We used the WWLLN data (AE files) from 2010 to 2020 and determined the number of detections in 10 winter seasons (October–March) in the area of our interest limited from the south by 50∘ N and from the west by 20∘ W. The eastern boundary of 60∘ E was chosen to cover the northern part of the European continent up to the Ural Mountains. After applying the correction of raw lightning counts for each hour and each 1∘ × 1∘ bin by the detection efficiency of WWLLN, the stroke counts increased by 24 % in winter 2011/12, by 9 % in 2010/11, by 4 % in 2019/20, by 1.5 % in 2012/13 and by less than 0.5 % in other winter seasons. The resulting corrected annual number of detections varied from 9879 to 53 245 with an exception of the winter season 2014/15 when WWLLN detected 103 323 lightning strokes. The average and median values of the yearly number of northern European winter strokes calculated over the last decade are 36 000 and 25 000 strokes, respectively. We selected the stormiest winter in 2014/15 and analyzed the spatial and temporal distribution of lightning strokes as well as their energies and multiplicity in detail, focusing on extremely dangerous superbolts with megajoule energies.

EXERCISES TO COMPLETE:
(1) From the winter lightning text:
(a) What latitude limits the area of interest from the south?
(b) In which winter season did WWLLN detect 103 323 lightning strokes?
(c) What is the median yearly number of northern European winter strokes over the last decade?
(2) Reproduce without changes the part of the records that runs from their start through the line containing "chart-title-line1: Switching Regulator", with both ends included.

Dataset records:
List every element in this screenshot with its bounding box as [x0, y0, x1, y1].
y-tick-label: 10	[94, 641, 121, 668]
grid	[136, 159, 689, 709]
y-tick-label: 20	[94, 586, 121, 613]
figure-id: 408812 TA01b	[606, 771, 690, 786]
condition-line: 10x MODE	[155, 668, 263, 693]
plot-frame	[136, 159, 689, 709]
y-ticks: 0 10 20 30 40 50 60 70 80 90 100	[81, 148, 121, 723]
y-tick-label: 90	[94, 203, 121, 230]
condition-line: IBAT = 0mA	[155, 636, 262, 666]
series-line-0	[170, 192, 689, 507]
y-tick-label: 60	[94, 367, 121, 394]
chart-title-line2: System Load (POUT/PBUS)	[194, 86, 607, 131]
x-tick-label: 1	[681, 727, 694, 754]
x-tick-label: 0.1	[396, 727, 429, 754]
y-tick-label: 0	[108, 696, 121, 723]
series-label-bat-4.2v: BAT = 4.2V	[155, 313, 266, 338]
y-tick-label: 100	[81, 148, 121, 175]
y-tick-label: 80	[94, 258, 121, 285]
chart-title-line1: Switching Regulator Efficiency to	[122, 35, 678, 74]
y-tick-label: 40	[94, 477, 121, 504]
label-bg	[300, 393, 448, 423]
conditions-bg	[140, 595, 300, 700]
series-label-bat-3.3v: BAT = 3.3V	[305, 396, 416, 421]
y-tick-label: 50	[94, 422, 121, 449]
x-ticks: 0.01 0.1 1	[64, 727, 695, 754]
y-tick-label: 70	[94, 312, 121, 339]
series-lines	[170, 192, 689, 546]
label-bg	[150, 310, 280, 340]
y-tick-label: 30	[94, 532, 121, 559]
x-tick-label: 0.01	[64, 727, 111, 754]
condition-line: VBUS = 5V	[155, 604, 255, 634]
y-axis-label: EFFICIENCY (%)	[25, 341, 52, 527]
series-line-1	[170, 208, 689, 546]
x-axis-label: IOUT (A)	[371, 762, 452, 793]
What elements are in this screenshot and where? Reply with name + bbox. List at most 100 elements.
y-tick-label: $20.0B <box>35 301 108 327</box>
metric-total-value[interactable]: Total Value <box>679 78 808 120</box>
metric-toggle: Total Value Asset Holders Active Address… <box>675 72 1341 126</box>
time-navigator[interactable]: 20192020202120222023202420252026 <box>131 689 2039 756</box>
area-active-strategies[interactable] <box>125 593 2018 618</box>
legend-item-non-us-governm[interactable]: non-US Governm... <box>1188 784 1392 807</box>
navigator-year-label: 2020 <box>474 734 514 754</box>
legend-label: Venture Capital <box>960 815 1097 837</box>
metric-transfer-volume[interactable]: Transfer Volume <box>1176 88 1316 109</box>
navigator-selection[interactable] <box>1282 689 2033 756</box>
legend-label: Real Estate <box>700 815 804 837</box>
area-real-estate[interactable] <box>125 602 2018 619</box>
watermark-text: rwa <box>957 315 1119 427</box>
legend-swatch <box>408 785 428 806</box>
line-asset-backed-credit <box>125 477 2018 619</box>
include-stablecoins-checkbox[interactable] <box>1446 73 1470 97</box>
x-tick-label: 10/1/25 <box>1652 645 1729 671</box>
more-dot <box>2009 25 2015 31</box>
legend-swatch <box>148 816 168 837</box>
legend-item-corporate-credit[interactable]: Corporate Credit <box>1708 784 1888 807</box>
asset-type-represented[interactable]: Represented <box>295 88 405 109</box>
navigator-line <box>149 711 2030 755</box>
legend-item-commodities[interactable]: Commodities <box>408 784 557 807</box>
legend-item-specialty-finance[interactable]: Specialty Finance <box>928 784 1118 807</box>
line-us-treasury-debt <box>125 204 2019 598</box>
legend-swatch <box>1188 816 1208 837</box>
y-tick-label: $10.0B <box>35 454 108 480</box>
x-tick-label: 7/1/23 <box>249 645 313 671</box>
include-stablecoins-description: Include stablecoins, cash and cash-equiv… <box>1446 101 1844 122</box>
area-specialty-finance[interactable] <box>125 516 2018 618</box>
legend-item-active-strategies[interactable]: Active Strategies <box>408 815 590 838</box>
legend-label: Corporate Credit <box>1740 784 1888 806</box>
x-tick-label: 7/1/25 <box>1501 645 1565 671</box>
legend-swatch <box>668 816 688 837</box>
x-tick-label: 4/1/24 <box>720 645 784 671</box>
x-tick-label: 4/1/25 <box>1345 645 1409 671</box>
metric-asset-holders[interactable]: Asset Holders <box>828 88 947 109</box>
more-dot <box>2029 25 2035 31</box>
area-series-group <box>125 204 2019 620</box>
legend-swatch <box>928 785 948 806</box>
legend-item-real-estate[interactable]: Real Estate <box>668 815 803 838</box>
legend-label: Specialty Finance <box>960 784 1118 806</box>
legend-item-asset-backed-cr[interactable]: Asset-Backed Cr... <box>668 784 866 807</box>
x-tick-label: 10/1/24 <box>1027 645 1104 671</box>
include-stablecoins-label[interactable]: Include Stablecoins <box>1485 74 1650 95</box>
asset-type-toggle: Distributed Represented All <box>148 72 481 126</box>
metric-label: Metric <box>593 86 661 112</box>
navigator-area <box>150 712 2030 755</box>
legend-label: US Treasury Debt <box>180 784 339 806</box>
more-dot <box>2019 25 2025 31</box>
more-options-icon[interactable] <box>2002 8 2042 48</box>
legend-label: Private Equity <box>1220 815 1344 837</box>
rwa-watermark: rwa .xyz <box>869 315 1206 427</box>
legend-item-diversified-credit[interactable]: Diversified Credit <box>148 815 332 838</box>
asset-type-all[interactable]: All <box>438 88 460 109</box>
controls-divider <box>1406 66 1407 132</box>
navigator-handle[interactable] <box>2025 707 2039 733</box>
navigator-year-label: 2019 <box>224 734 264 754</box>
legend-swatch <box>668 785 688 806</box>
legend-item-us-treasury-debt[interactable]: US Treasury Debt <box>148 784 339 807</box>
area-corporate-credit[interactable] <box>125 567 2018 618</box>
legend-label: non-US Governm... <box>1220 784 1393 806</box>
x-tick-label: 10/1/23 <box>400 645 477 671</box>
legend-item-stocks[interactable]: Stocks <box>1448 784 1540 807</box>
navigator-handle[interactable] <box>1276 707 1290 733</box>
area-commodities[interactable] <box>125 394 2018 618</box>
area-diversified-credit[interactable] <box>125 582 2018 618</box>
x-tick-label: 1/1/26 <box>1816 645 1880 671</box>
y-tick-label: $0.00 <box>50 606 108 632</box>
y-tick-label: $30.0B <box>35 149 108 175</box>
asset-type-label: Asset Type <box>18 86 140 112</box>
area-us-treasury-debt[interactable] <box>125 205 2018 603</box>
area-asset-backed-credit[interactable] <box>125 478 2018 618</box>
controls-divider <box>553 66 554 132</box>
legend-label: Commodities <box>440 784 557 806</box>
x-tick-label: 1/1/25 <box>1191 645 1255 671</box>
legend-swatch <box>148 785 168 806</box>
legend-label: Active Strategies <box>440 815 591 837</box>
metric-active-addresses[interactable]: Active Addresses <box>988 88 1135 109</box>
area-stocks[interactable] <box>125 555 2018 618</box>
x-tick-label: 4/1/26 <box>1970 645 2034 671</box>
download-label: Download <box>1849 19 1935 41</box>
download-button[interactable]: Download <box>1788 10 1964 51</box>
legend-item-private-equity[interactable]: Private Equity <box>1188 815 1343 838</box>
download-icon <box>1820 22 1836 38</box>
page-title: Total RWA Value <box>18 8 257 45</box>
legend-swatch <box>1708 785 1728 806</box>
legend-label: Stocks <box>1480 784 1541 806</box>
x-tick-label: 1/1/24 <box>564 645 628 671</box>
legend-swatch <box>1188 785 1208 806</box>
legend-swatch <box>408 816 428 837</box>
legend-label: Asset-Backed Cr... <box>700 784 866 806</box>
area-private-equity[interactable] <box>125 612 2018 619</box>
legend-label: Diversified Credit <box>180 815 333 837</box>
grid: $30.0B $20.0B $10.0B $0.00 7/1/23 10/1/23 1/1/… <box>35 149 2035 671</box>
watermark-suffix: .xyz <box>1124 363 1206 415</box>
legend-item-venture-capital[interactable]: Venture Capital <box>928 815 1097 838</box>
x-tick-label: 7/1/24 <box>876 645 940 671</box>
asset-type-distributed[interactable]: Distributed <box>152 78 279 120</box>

TASK-BY-TASK ANSWERS:
(1)
(a) 50° N
(b) 2014/15
(c) 25 000 strokes

(2)
List every element in this screenshot with its bounding box as [x0, y0, x1, y1].
y-tick-label: 10	[94, 641, 121, 668]
grid	[136, 159, 689, 709]
y-tick-label: 20	[94, 586, 121, 613]
figure-id: 408812 TA01b	[606, 771, 690, 786]
condition-line: 10x MODE	[155, 668, 263, 693]
plot-frame	[136, 159, 689, 709]
y-ticks: 0 10 20 30 40 50 60 70 80 90 100	[81, 148, 121, 723]
y-tick-label: 90	[94, 203, 121, 230]
condition-line: IBAT = 0mA	[155, 636, 262, 666]
series-line-0	[170, 192, 689, 507]
y-tick-label: 60	[94, 367, 121, 394]
chart-title-line2: System Load (POUT/PBUS)	[194, 86, 607, 131]
x-tick-label: 1	[681, 727, 694, 754]
x-tick-label: 0.1	[396, 727, 429, 754]
y-tick-label: 0	[108, 696, 121, 723]
series-label-bat-4.2v: BAT = 4.2V	[155, 313, 266, 338]
y-tick-label: 100	[81, 148, 121, 175]
y-tick-label: 80	[94, 258, 121, 285]
chart-title-line1: Switching Regulator Efficiency to	[122, 35, 678, 74]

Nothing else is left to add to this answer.